Stated goal =
Skip the pictures. Copy all the rest of the records down exactly.

========================================================================

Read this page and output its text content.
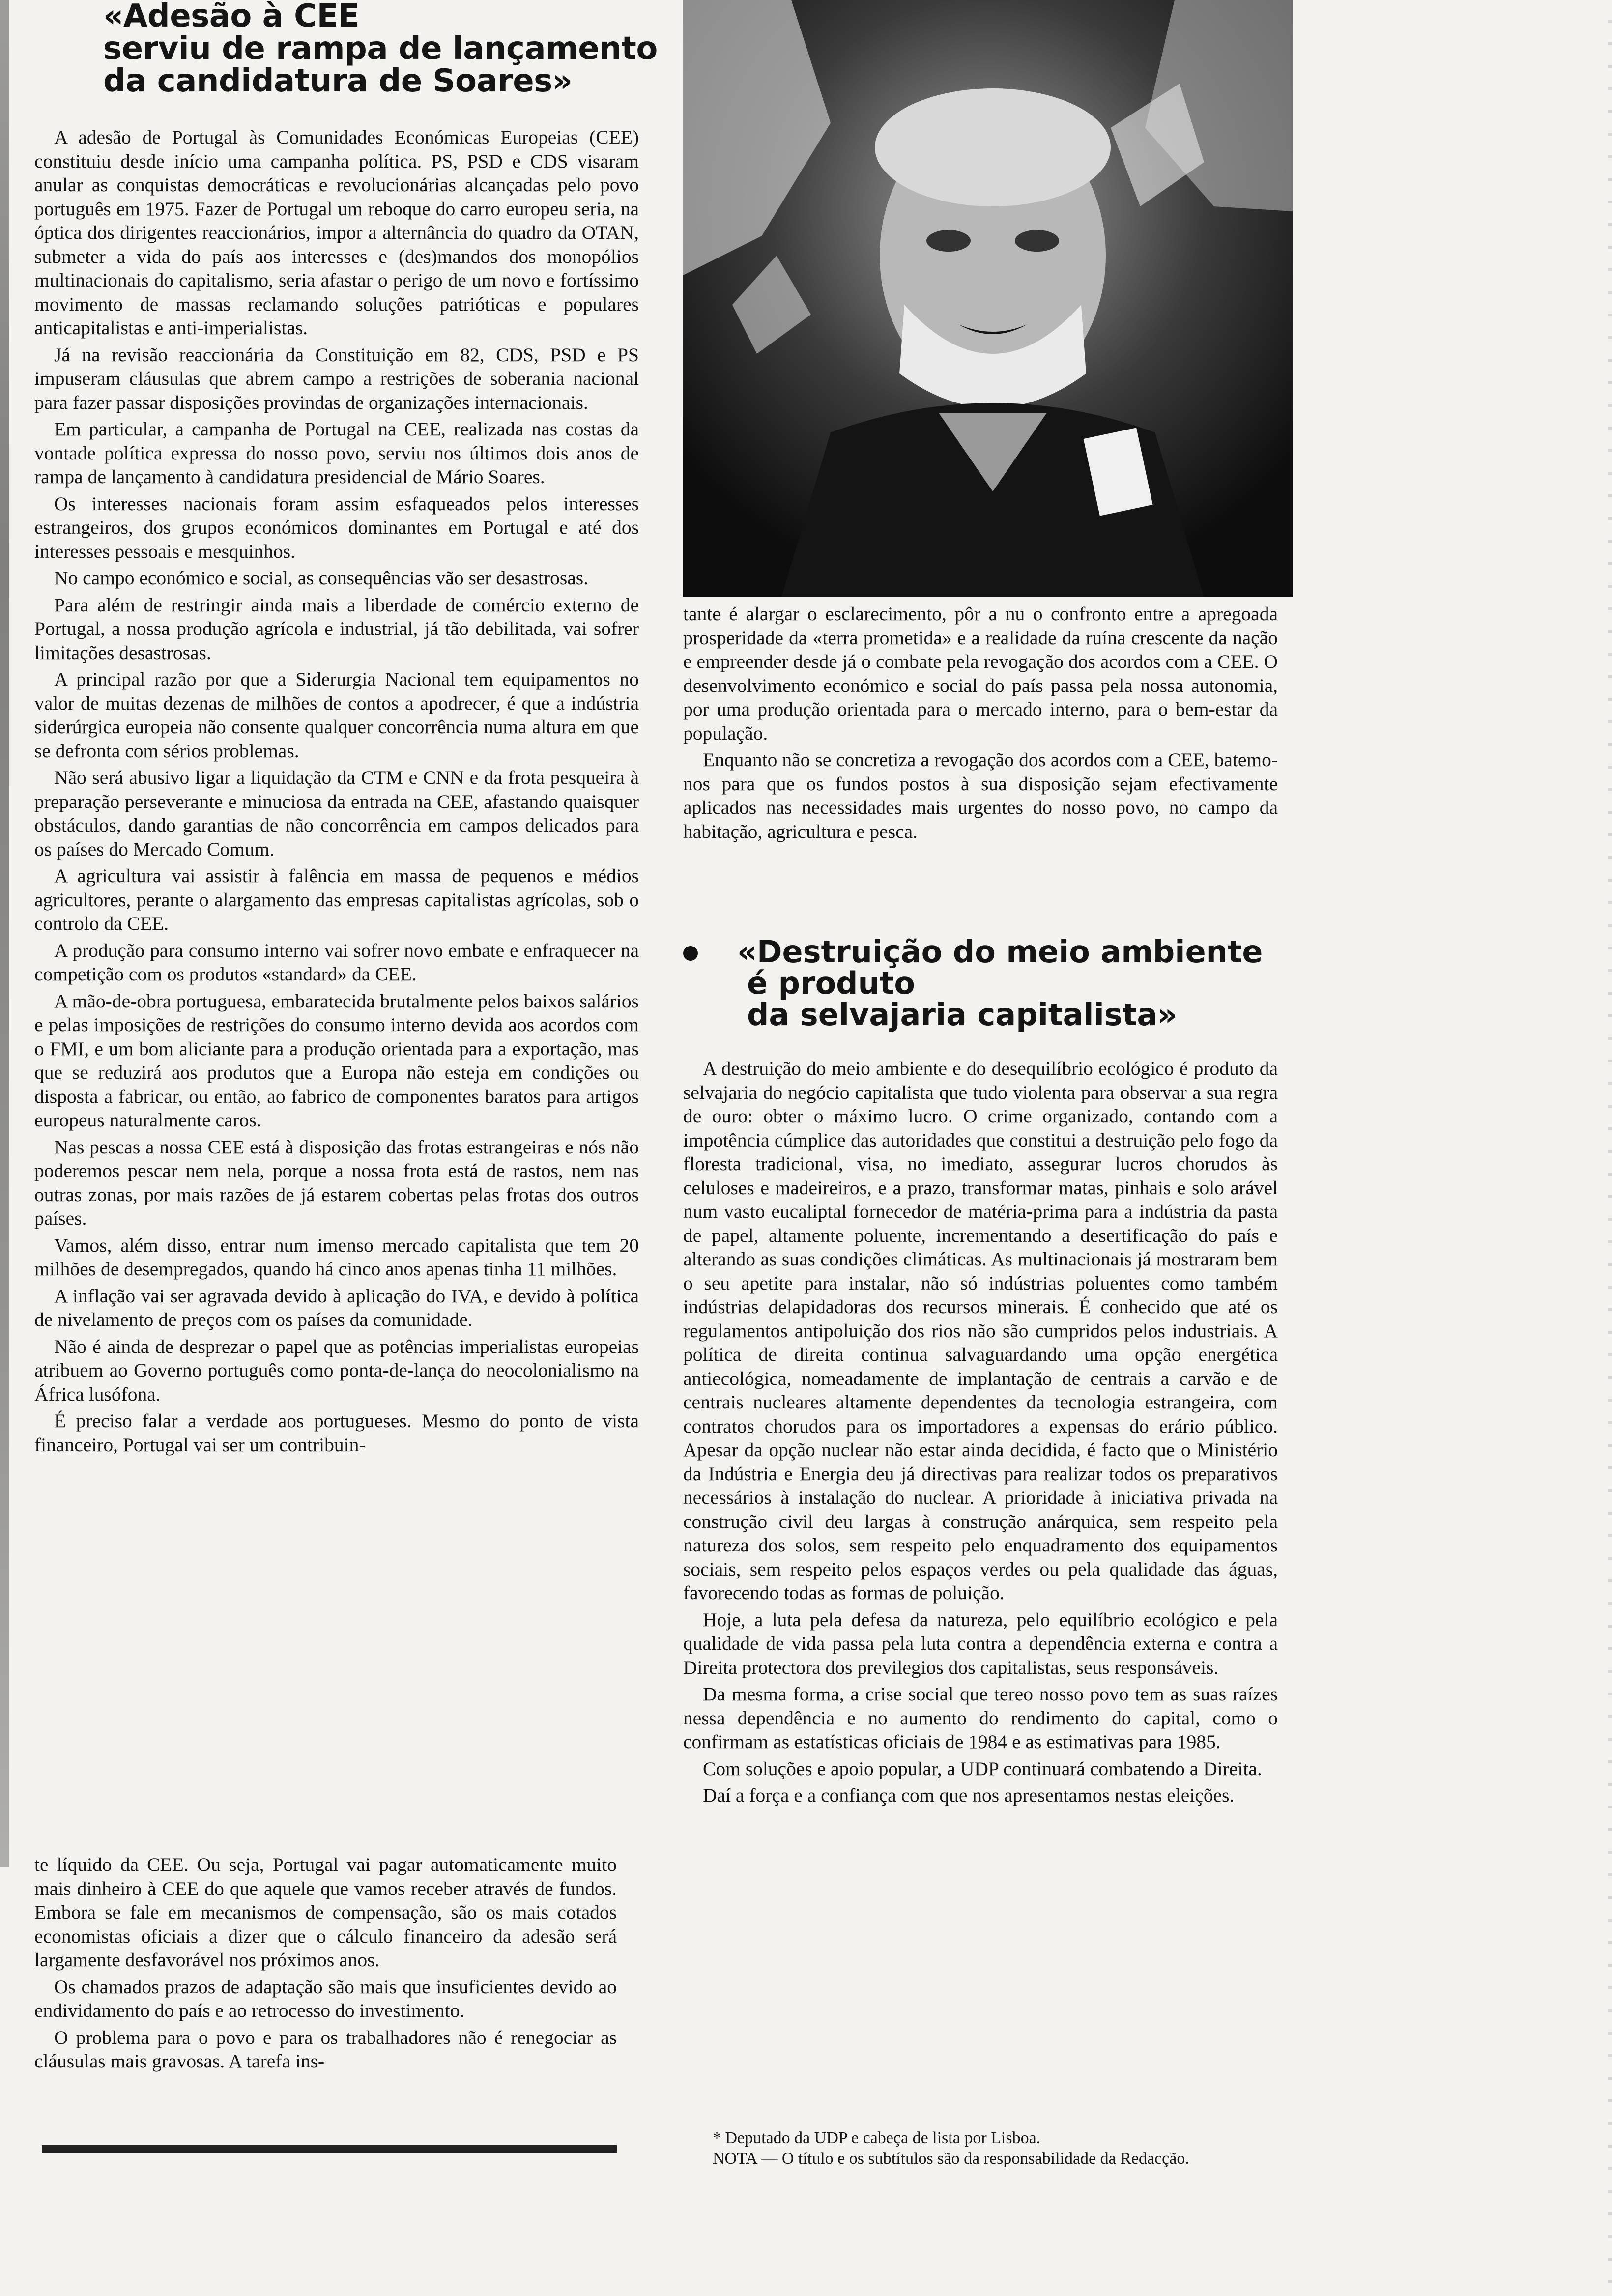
«Adesão à CEE
serviu de rampa de lançamento
da candidatura de Soares»

A adesão de Portugal às Comunidades Económicas Europeias (CEE) constituiu desde início uma campanha política. PS, PSD e CDS visaram anular as conquistas democráticas e revolucionárias alcançadas pelo povo português em 1975. Fazer de Portugal um reboque do carro europeu seria, na óptica dos dirigentes reaccionários, impor a alternância do quadro da OTAN, submeter a vida do país aos interesses e (des)mandos dos monopólios multinacionais do capitalismo, seria afastar o perigo de um novo e fortíssimo movimento de massas reclamando soluções patrióticas e populares anticapitalistas e anti-imperialistas.

Já na revisão reaccionária da Constituição em 82, CDS, PSD e PS impuseram cláusulas que abrem campo a restrições de soberania nacional para fazer passar disposições provindas de organizações internacionais.

Em particular, a campanha de Portugal na CEE, realizada nas costas da vontade política expressa do nosso povo, serviu nos últimos dois anos de rampa de lançamento à candidatura presidencial de Mário Soares.

Os interesses nacionais foram assim esfaqueados pelos interesses estrangeiros, dos grupos económicos dominantes em Portugal e até dos interesses pessoais e mesquinhos.

No campo económico e social, as consequências vão ser desastrosas.

Para além de restringir ainda mais a liberdade de comércio externo de Portugal, a nossa produção agrícola e industrial, já tão debilitada, vai sofrer limitações desastrosas.

A principal razão por que a Siderurgia Nacional tem equipamentos no valor de muitas dezenas de milhões de contos a apodrecer, é que a indústria siderúrgica europeia não consente qualquer concorrência numa altura em que se defronta com sérios problemas.

Não será abusivo ligar a liquidação da CTM e CNN e da frota pesqueira à preparação perseverante e minuciosa da entrada na CEE, afastando quaisquer obstáculos, dando garantias de não concorrência em campos delicados para os países do Mercado Comum.

A agricultura vai assistir à falência em massa de pequenos e médios agricultores, perante o alargamento das empresas capitalistas agrícolas, sob o controlo da CEE.

A produção para consumo interno vai sofrer novo embate e enfraquecer na competição com os produtos «standard» da CEE.

A mão-de-obra portuguesa, embaratecida brutalmente pelos baixos salários e pelas imposições de restrições do consumo interno devida aos acordos com o FMI, e um bom aliciante para a produção orientada para a exportação, mas que se reduzirá aos produtos que a Europa não esteja em condições ou disposta a fabricar, ou então, ao fabrico de componentes baratos para artigos europeus naturalmente caros.

Nas pescas a nossa CEE está à disposição das frotas estrangeiras e nós não poderemos pescar nem nela, porque a nossa frota está de rastos, nem nas outras zonas, por mais razões de já estarem cobertas pelas frotas dos outros países.

Vamos, além disso, entrar num imenso mercado capitalista que tem 20 milhões de desempregados, quando há cinco anos apenas tinha 11 milhões.

A inflação vai ser agravada devido à aplicação do IVA, e devido à política de nivelamento de preços com os países da comunidade.

Não é ainda de desprezar o papel que as potências imperialistas europeias atribuem ao Governo português como ponta-de-lança do neocolonialismo na África lusófona.

É preciso falar a verdade aos portugueses. Mesmo do ponto de vista financeiro, Portugal vai ser um contribuin-

te líquido da CEE. Ou seja, Portugal vai pagar automaticamente muito mais dinheiro à CEE do que aquele que vamos receber através de fundos. Embora se fale em mecanismos de compensação, são os mais cotados economistas oficiais a dizer que o cálculo financeiro da adesão será largamente desfavorável nos próximos anos.

Os chamados prazos de adaptação são mais que insuficientes devido ao endividamento do país e ao retrocesso do investimento.

O problema para o povo e para os trabalhadores não é renegociar as cláusulas mais gravosas. A tarefa ins-

tante é alargar o esclarecimento, pôr a nu o confronto entre a apregoada prosperidade da «terra prometida» e a realidade da ruína crescente da nação e empreender desde já o combate pela revogação dos acordos com a CEE. O desenvolvimento económico e social do país passa pela nossa autonomia, por uma produção orientada para o mercado interno, para o bem-estar da população.

Enquanto não se concretiza a revogação dos acordos com a CEE, batemo-nos para que os fundos postos à sua disposição sejam efectivamente aplicados nas necessidades mais urgentes do nosso povo, no campo da habitação, agricultura e pesca.

«Destruição do meio ambiente
é produto
da selvajaria capitalista»

A destruição do meio ambiente e do desequilíbrio ecológico é produto da selvajaria do negócio capitalista que tudo violenta para observar a sua regra de ouro: obter o máximo lucro. O crime organizado, contando com a impotência cúmplice das autoridades que constitui a destruição pelo fogo da floresta tradicional, visa, no imediato, assegurar lucros chorudos às celuloses e madeireiros, e a prazo, transformar matas, pinhais e solo arável num vasto eucaliptal fornecedor de matéria-prima para a indústria da pasta de papel, altamente poluente, incrementando a desertificação do país e alterando as suas condições climáticas. As multinacionais já mostraram bem o seu apetite para instalar, não só indústrias poluentes como também indústrias delapidadoras dos recursos minerais. É conhecido que até os regulamentos antipoluição dos rios não são cumpridos pelos industriais. A política de direita continua salvaguardando uma opção energética antiecológica, nomeadamente de implantação de centrais a carvão e de centrais nucleares altamente dependentes da tecnologia estrangeira, com contratos chorudos para os importadores a expensas do erário público. Apesar da opção nuclear não estar ainda decidida, é facto que o Ministério da Indústria e Energia deu já directivas para realizar todos os preparativos necessários à instalação do nuclear. A prioridade à iniciativa privada na construção civil deu largas à construção anárquica, sem respeito pela natureza dos solos, sem respeito pelo enquadramento dos equipamentos sociais, sem respeito pelos espaços verdes ou pela qualidade das águas, favorecendo todas as formas de poluição.

Hoje, a luta pela defesa da natureza, pelo equilíbrio ecológico e pela qualidade de vida passa pela luta contra a dependência externa e contra a Direita protectora dos previlegios dos capitalistas, seus responsáveis.

Da mesma forma, a crise social que tereo nosso povo tem as suas raízes nessa dependência e no aumento do rendimento do capital, como o confirmam as estatísticas oficiais de 1984 e as estimativas para 1985.

Com soluções e apoio popular, a UDP continuará combatendo a Direita.

Daí a força e a confiança com que nos apresentamos nestas eleições.

* Deputado da UDP e cabeça de lista por Lisboa.

NOTA — O título e os subtítulos são da responsabilidade da Redacção.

========================================================================

Problem solution =
Read this page and output its text content.
«Adesão à CEE
serviu de rampa de lançamento
da candidatura de Soares»

A adesão de Portugal às Comunidades Económicas Europeias (CEE) constituiu desde início uma campanha política. PS, PSD e CDS visaram anular as conquistas democráticas e revolucionárias alcançadas pelo povo português em 1975. Fazer de Portugal um reboque do carro europeu seria, na óptica dos dirigentes reaccionários, impor a alternância do quadro da OTAN, submeter a vida do país aos interesses e (des)mandos dos monopólios multinacionais do capitalismo, seria afastar o perigo de um novo e fortíssimo movimento de massas reclamando soluções patrióticas e populares anticapitalistas e anti-imperialistas.

Já na revisão reaccionária da Constituição em 82, CDS, PSD e PS impuseram cláusulas que abrem campo a restrições de soberania nacional para fazer passar disposições provindas de organizações internacionais.

Em particular, a campanha de Portugal na CEE, realizada nas costas da vontade política expressa do nosso povo, serviu nos últimos dois anos de rampa de lançamento à candidatura presidencial de Mário Soares.

Os interesses nacionais foram assim esfaqueados pelos interesses estrangeiros, dos grupos económicos dominantes em Portugal e até dos interesses pessoais e mesquinhos.

No campo económico e social, as consequências vão ser desastrosas.

Para além de restringir ainda mais a liberdade de comércio externo de Portugal, a nossa produção agrícola e industrial, já tão debilitada, vai sofrer limitações desastrosas.

A principal razão por que a Siderurgia Nacional tem equipamentos no valor de muitas dezenas de milhões de contos a apodrecer, é que a indústria siderúrgica europeia não consente qualquer concorrência numa altura em que se defronta com sérios problemas.

Não será abusivo ligar a liquidação da CTM e CNN e da frota pesqueira à preparação perseverante e minuciosa da entrada na CEE, afastando quaisquer obstáculos, dando garantias de não concorrência em campos delicados para os países do Mercado Comum.

A agricultura vai assistir à falência em massa de pequenos e médios agricultores, perante o alargamento das empresas capitalistas agrícolas, sob o controlo da CEE.

A produção para consumo interno vai sofrer novo embate e enfraquecer na competição com os produtos «standard» da CEE.

A mão-de-obra portuguesa, embaratecida brutalmente pelos baixos salários e pelas imposições de restrições do consumo interno devida aos acordos com o FMI, e um bom aliciante para a produção orientada para a exportação, mas que se reduzirá aos produtos que a Europa não esteja em condições ou disposta a fabricar, ou então, ao fabrico de componentes baratos para artigos europeus naturalmente caros.

Nas pescas a nossa CEE está à disposição das frotas estrangeiras e nós não poderemos pescar nem nela, porque a nossa frota está de rastos, nem nas outras zonas, por mais razões de já estarem cobertas pelas frotas dos outros países.

Vamos, além disso, entrar num imenso mercado capitalista que tem 20 milhões de desempregados, quando há cinco anos apenas tinha 11 milhões.

A inflação vai ser agravada devido à aplicação do IVA, e devido à política de nivelamento de preços com os países da comunidade.

Não é ainda de desprezar o papel que as potências imperialistas europeias atribuem ao Governo português como ponta-de-lança do neocolonialismo na África lusófona.

É preciso falar a verdade aos portugueses. Mesmo do ponto de vista financeiro, Portugal vai ser um contribuin-

te líquido da CEE. Ou seja, Portugal vai pagar automaticamente muito mais dinheiro à CEE do que aquele que vamos receber através de fundos. Embora se fale em mecanismos de compensação, são os mais cotados economistas oficiais a dizer que o cálculo financeiro da adesão será largamente desfavorável nos próximos anos.

Os chamados prazos de adaptação são mais que insuficientes devido ao endividamento do país e ao retrocesso do investimento.

O problema para o povo e para os trabalhadores não é renegociar as cláusulas mais gravosas. A tarefa ins-

tante é alargar o esclarecimento, pôr a nu o confronto entre a apregoada prosperidade da «terra prometida» e a realidade da ruína crescente da nação e empreender desde já o combate pela revogação dos acordos com a CEE. O desenvolvimento económico e social do país passa pela nossa autonomia, por uma produção orientada para o mercado interno, para o bem-estar da população.

Enquanto não se concretiza a revogação dos acordos com a CEE, batemo-nos para que os fundos postos à sua disposição sejam efectivamente aplicados nas necessidades mais urgentes do nosso povo, no campo da habitação, agricultura e pesca.

«Destruição do meio ambiente
é produto
da selvajaria capitalista»

A destruição do meio ambiente e do desequilíbrio ecológico é produto da selvajaria do negócio capitalista que tudo violenta para observar a sua regra de ouro: obter o máximo lucro. O crime organizado, contando com a impotência cúmplice das autoridades que constitui a destruição pelo fogo da floresta tradicional, visa, no imediato, assegurar lucros chorudos às celuloses e madeireiros, e a prazo, transformar matas, pinhais e solo arável num vasto eucaliptal fornecedor de matéria-prima para a indústria da pasta de papel, altamente poluente, incrementando a desertificação do país e alterando as suas condições climáticas. As multinacionais já mostraram bem o seu apetite para instalar, não só indústrias poluentes como também indústrias delapidadoras dos recursos minerais. É conhecido que até os regulamentos antipoluição dos rios não são cumpridos pelos industriais. A política de direita continua salvaguardando uma opção energética antiecológica, nomeadamente de implantação de centrais a carvão e de centrais nucleares altamente dependentes da tecnologia estrangeira, com contratos chorudos para os importadores a expensas do erário público. Apesar da opção nuclear não estar ainda decidida, é facto que o Ministério da Indústria e Energia deu já directivas para realizar todos os preparativos necessários à instalação do nuclear. A prioridade à iniciativa privada na construção civil deu largas à construção anárquica, sem respeito pela natureza dos solos, sem respeito pelo enquadramento dos equipamentos sociais, sem respeito pelos espaços verdes ou pela qualidade das águas, favorecendo todas as formas de poluição.

Hoje, a luta pela defesa da natureza, pelo equilíbrio ecológico e pela qualidade de vida passa pela luta contra a dependência externa e contra a Direita protectora dos previlegios dos capitalistas, seus responsáveis.

Da mesma forma, a crise social que tereo nosso povo tem as suas raízes nessa dependência e no aumento do rendimento do capital, como o confirmam as estatísticas oficiais de 1984 e as estimativas para 1985.

Com soluções e apoio popular, a UDP continuará combatendo a Direita.

Daí a força e a confiança com que nos apresentamos nestas eleições.

* Deputado da UDP e cabeça de lista por Lisboa.

NOTA — O título e os subtítulos são da responsabilidade da Redacção.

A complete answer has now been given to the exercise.